===== Working data =====
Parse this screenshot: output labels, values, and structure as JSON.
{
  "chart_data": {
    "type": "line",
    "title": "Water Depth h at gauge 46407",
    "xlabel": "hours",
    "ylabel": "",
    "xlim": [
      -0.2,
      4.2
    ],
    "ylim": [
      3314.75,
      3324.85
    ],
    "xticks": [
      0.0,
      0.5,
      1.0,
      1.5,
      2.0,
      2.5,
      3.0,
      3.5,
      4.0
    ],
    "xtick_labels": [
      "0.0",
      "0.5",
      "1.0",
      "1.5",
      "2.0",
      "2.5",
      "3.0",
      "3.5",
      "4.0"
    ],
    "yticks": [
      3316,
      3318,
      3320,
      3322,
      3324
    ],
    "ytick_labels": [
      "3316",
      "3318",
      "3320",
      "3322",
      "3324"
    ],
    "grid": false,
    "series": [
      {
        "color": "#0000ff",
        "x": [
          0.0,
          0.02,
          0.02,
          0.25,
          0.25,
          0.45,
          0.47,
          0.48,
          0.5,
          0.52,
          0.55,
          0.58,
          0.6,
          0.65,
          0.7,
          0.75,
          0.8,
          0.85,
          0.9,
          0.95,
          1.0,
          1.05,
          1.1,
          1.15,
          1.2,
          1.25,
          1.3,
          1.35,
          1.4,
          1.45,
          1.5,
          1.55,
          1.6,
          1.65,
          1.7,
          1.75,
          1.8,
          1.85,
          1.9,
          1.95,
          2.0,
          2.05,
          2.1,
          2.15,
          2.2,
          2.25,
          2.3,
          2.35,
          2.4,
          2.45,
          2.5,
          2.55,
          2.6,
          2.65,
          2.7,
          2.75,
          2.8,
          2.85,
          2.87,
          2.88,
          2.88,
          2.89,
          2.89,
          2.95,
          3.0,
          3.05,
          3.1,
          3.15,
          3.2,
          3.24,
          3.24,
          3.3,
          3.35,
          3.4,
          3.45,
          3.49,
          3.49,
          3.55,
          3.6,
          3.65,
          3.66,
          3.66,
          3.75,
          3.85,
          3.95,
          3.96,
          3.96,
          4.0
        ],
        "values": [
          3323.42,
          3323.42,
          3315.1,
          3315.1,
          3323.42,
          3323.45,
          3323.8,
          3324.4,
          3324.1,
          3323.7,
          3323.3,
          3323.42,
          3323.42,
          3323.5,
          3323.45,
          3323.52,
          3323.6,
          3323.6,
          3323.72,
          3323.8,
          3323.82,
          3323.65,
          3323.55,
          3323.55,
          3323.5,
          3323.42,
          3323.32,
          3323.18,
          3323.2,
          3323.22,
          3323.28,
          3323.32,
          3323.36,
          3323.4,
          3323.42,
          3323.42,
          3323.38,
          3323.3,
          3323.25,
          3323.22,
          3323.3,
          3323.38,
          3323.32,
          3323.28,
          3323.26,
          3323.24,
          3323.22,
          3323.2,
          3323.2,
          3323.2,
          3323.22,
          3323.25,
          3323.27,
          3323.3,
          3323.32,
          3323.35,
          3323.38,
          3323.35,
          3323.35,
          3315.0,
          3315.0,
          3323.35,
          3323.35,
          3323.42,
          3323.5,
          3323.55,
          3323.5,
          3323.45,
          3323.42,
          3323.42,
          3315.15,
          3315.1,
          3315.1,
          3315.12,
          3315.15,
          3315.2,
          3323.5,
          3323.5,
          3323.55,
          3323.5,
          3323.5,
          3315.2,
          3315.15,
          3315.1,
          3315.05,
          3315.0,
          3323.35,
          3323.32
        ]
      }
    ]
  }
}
=====
[Given problem] Whenever "values" turns up in a line, pick that line out.

[Problem solution]
Parse this screenshot: output labels, values, and structure as JSON.
        "values": [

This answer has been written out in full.